Problem details →
Locate the word "icon" in the data below, then copy every line that holds it.

▼

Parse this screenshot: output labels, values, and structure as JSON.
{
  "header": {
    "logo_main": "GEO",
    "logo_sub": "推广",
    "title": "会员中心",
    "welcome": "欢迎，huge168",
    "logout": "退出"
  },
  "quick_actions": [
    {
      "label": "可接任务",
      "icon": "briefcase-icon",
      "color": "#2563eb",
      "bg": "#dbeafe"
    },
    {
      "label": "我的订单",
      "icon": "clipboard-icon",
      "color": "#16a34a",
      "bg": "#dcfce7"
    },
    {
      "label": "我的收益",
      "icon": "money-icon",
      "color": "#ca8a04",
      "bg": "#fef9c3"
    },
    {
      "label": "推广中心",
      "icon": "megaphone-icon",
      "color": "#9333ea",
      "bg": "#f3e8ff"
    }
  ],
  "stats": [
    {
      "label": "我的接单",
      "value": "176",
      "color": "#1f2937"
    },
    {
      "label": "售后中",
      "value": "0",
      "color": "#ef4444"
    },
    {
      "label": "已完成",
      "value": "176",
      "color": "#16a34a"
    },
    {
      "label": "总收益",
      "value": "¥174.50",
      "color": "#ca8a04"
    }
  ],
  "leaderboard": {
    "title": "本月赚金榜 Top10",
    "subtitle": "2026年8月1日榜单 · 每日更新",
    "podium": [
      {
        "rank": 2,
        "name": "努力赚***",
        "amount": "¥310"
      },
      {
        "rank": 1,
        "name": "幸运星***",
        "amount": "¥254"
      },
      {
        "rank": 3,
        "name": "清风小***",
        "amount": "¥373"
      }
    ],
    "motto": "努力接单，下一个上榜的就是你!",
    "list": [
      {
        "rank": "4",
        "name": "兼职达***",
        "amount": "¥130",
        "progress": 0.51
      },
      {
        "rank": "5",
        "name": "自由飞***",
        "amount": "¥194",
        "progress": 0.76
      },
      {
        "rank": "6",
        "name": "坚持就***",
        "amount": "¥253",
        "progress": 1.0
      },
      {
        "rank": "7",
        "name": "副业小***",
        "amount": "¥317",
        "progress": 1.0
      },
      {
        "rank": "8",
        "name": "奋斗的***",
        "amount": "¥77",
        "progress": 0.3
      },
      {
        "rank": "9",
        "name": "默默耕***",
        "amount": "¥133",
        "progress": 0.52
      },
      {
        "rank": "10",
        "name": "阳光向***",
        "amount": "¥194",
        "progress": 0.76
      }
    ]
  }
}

▲

Solution →
      "icon": "briefcase-icon",
      "icon": "clipboard-icon",
      "icon": "money-icon",
      "icon": "megaphone-icon",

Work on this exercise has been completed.